本文
:::::
和語で「ち」という,
乳,
は,漢字では,「ち」とは発音しない。「乳」(呉音ニュウ,漢音ジュ)の字は,
「左側の孚は,子どもを手で覆ってかばうさまで,孵化(ふか)の孵(たまごを抱いて育てる)の原字。右の部分乚は乙鳥の乙(つばめ)の変形。中国ではつばめは子授けの使いだと信じられた。あわせて子を育てるの意を示し,やわらかくねっとりした意を含む」
とある(漢字源)。別説では,
「会意文字です(爪+子+乙)。『手を上からかぶせ下にある物をつまみ持つ』象形と『頭部が大きく、手足のなよやかな乳児』の象形と『おっぱい』の象形から、赤子をおっぱいに向けるさまを表し、そこから、『ちち(おっぱい)』、『ちちを飲ませる』、『養う』を意味する『乳』という漢字が成り立ちました。」
とある(https://okjiten.jp/kanji284.html)。是非を言える立場ではないが,後者の方が,すとんと落ちる気がする。
さて,和語「ち」は「ちち」の意であるが,それをメタファに,羽織・幕・旗のさおや紐を通す小さな布製の輪を「乳」といい, そういう旗を,
乳付旗(ちつきばた)
と呼んだり,
釣鐘の表面にある、いぼ状の突起,
を「乳」と呼んだりする。
「ち(血)」の項(http://ppnetwork.seesaa.net/article/465705576.html)で触れたように,
「身体内から出る液体として,チ・ツ(血),チ(乳),ツ(唾)に共通したtを認めることが出来るので,これらを同源とみることができる。また,血・乳とも,人(子供)・生命にとって重要な生命力の源であるからそれらを,さらにチ(霊)と同源と見なすことも可能であろう」(日本語源大辞典)
と,「ち」に当てる,
血,
乳,
は,同源で,
霊(ち),
とも通じる。
人体にチ(霊)から流れているという観念から出たものからチ(霊)の転義か(日本古語大辞典=松岡静雄)
とするのは,それを直截的に言っている。
:::::
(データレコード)

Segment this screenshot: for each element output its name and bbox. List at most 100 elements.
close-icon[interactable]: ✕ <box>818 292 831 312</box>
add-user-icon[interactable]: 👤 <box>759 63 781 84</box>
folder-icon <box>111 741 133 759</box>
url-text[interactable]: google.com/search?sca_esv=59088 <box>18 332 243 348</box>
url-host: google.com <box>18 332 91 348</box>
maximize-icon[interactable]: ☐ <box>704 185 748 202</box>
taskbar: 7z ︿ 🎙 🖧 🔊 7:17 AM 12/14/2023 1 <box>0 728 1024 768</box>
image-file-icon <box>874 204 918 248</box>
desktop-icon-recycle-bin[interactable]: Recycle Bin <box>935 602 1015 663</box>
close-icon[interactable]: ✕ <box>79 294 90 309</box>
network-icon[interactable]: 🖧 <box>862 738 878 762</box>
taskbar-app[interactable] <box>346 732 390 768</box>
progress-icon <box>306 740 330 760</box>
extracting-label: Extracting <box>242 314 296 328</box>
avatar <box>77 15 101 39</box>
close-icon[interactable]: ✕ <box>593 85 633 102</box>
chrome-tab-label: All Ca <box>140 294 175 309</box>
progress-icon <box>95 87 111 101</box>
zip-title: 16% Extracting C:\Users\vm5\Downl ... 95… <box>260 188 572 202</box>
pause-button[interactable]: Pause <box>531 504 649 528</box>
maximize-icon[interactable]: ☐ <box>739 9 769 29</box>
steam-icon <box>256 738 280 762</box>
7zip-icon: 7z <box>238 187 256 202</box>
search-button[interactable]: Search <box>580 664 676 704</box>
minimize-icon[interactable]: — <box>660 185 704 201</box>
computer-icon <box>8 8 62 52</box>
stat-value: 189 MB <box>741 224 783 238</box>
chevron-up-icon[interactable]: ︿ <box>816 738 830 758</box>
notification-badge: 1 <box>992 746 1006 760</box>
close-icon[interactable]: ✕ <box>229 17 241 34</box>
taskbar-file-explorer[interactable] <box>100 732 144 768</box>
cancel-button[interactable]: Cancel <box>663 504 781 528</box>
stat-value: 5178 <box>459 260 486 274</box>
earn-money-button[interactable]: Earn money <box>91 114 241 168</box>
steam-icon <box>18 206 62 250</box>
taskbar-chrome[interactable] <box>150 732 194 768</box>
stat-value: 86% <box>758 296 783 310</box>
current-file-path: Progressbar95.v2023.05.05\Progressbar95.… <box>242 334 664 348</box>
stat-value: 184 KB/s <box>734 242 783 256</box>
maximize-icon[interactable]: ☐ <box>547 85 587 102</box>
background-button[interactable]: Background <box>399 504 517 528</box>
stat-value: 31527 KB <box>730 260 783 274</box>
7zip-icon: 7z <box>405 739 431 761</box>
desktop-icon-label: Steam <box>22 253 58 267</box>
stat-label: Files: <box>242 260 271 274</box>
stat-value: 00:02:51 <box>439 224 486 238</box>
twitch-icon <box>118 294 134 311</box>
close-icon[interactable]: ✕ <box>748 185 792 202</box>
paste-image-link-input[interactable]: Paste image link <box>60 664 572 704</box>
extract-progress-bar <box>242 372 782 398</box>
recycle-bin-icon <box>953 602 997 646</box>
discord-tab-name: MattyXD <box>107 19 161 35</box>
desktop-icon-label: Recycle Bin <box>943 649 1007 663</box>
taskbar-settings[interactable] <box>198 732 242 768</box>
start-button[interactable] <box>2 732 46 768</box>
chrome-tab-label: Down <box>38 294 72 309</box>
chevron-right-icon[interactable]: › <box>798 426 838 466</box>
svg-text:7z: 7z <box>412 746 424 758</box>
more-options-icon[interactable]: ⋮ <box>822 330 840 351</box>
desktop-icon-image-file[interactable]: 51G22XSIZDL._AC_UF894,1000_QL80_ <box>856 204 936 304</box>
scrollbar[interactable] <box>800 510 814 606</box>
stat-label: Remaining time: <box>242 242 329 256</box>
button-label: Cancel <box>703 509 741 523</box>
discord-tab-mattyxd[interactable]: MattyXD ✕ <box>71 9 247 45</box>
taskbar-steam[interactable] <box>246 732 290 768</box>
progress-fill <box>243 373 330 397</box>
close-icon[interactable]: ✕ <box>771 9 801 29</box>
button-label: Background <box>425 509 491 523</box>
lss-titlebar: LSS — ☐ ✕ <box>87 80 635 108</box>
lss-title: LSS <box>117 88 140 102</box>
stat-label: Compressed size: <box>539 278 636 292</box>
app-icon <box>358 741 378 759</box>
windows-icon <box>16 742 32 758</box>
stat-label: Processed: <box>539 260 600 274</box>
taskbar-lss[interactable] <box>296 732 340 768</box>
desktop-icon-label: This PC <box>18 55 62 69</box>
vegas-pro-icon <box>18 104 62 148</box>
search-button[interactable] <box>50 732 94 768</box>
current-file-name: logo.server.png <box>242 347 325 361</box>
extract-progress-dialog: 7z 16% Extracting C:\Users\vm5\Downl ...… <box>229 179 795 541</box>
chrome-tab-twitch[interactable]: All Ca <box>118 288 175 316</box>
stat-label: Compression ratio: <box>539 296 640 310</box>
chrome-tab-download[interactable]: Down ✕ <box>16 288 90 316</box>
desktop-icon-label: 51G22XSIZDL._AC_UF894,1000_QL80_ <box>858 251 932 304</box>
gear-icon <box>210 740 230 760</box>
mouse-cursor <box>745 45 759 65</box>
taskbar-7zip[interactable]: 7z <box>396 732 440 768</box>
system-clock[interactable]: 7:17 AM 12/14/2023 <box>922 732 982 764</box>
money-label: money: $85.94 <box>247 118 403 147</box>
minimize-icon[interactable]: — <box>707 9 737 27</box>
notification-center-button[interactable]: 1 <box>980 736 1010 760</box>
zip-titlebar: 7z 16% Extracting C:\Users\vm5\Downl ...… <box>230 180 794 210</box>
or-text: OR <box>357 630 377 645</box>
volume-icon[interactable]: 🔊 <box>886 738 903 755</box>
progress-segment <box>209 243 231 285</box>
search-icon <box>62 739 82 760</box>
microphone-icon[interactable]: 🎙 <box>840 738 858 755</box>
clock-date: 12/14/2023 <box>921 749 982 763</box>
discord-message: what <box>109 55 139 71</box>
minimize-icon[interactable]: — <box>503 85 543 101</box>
:::::
課題一覧
**a.** 本文によると、中国ではつばめは何の使いだと信じられていたか。
**b.** 本文のうち、「さて,和語「ち」は「ちち」の」から「であろう」(日本語源大辞典)」までの部分を、そのまま書き写しなさい。
**c.** 本文の別説で、「乳」の字を成り立たせる要素として括弧内に示されている字をすべて挙げなさい。
レコードはここでは一切用いない。

解答
**a.** 子授けの使い

**b.**
さて,和語「ち」は「ちち」の意であるが,それをメタファに,羽織・幕・旗のさおや紐を通す小さな布製の輪を「乳」といい, そういう旗を,
乳付旗(ちつきばた)
と呼んだり,
釣鐘の表面にある、いぼ状の突起,
を「乳」と呼んだりする。
「ち(血)」の項(http://ppnetwork.seesaa.net/article/465705576.html)で触れたように,
「身体内から出る液体として,チ・ツ(血),チ(乳),ツ(唾)に共通したtを認めることが出来るので,これらを同源とみることができる。また,血・乳とも,人(子供)・生命にとって重要な生命力の源であるからそれらを,さらにチ(霊)と同源と見なすことも可能であろう」(日本語源大辞典)

**c.** 爪、子、乙